Stored data entries
§ §

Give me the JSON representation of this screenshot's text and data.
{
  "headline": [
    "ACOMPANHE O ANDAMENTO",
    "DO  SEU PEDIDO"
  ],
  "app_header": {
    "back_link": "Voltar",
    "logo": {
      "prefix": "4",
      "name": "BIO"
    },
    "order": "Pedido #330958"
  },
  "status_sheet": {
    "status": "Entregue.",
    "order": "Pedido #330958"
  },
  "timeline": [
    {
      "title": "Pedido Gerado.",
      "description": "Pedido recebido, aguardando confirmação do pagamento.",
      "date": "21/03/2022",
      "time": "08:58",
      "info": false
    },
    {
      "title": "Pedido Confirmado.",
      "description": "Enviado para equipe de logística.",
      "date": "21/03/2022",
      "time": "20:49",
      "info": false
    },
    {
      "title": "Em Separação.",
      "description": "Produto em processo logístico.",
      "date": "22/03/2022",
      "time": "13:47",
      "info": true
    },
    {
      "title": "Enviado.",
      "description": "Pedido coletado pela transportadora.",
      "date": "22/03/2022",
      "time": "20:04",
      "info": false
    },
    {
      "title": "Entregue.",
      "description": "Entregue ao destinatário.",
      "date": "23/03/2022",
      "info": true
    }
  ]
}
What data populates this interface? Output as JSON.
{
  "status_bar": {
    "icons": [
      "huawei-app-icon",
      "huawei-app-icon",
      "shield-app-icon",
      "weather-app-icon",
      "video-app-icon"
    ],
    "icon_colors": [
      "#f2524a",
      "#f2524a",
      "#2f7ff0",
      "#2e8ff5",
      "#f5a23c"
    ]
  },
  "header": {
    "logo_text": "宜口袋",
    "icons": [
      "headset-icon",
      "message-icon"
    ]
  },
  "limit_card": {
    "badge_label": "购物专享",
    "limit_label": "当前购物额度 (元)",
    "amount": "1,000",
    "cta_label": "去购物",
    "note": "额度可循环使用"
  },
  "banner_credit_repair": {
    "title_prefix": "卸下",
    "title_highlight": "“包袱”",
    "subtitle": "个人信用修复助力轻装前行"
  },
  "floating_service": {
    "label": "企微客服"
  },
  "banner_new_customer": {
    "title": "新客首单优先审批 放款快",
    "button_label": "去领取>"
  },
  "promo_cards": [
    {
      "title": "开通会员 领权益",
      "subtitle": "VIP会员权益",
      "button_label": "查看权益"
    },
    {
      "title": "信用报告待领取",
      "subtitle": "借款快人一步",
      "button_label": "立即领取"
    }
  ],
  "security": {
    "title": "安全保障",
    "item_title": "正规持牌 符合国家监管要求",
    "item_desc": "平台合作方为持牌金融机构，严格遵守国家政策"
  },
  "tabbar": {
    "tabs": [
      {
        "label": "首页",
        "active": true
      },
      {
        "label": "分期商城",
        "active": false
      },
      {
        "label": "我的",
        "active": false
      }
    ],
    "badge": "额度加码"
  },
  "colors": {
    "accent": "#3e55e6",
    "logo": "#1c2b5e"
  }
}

§ §

● **Description of the task**:
Please reproduce the entire listing, exactly as shown.

● **Problem solution**:
Give me the JSON representation of this screenshot's text and data.
{
  "headline": [
    "ACOMPANHE O ANDAMENTO",
    "DO  SEU PEDIDO"
  ],
  "app_header": {
    "back_link": "Voltar",
    "logo": {
      "prefix": "4",
      "name": "BIO"
    },
    "order": "Pedido #330958"
  },
  "status_sheet": {
    "status": "Entregue.",
    "order": "Pedido #330958"
  },
  "timeline": [
    {
      "title": "Pedido Gerado.",
      "description": "Pedido recebido, aguardando confirmação do pagamento.",
      "date": "21/03/2022",
      "time": "08:58",
      "info": false
    },
    {
      "title": "Pedido Confirmado.",
      "description": "Enviado para equipe de logística.",
      "date": "21/03/2022",
      "time": "20:49",
      "info": false
    },
    {
      "title": "Em Separação.",
      "description": "Produto em processo logístico.",
      "date": "22/03/2022",
      "time": "13:47",
      "info": true
    },
    {
      "title": "Enviado.",
      "description": "Pedido coletado pela transportadora.",
      "date": "22/03/2022",
      "time": "20:04",
      "info": false
    },
    {
      "title": "Entregue.",
      "description": "Entregue ao destinatário.",
      "date": "23/03/2022",
      "info": true
    }
  ]
}
What data populates this interface? Output as JSON.
{
  "status_bar": {
    "icons": [
      "huawei-app-icon",
      "huawei-app-icon",
      "shield-app-icon",
      "weather-app-icon",
      "video-app-icon"
    ],
    "icon_colors": [
      "#f2524a",
      "#f2524a",
      "#2f7ff0",
      "#2e8ff5",
      "#f5a23c"
    ]
  },
  "header": {
    "logo_text": "宜口袋",
    "icons": [
      "headset-icon",
      "message-icon"
    ]
  },
  "limit_card": {
    "badge_label": "购物专享",
    "limit_label": "当前购物额度 (元)",
    "amount": "1,000",
    "cta_label": "去购物",
    "note": "额度可循环使用"
  },
  "banner_credit_repair": {
    "title_prefix": "卸下",
    "title_highlight": "“包袱”",
    "subtitle": "个人信用修复助力轻装前行"
  },
  "floating_service": {
    "label": "企微客服"
  },
  "banner_new_customer": {
    "title": "新客首单优先审批 放款快",
    "button_label": "去领取>"
  },
  "promo_cards": [
    {
      "title": "开通会员 领权益",
      "subtitle": "VIP会员权益",
      "button_label": "查看权益"
    },
    {
      "title": "信用报告待领取",
      "subtitle": "借款快人一步",
      "button_label": "立即领取"
    }
  ],
  "security": {
    "title": "安全保障",
    "item_title": "正规持牌 符合国家监管要求",
    "item_desc": "平台合作方为持牌金融机构，严格遵守国家政策"
  },
  "tabbar": {
    "tabs": [
      {
        "label": "首页",
        "active": true
      },
      {
        "label": "分期商城",
        "active": false
      },
      {
        "label": "我的",
        "active": false
      }
    ],
    "badge": "额度加码"
  },
  "colors": {
    "accent": "#3e55e6",
    "logo": "#1c2b5e"
  }
}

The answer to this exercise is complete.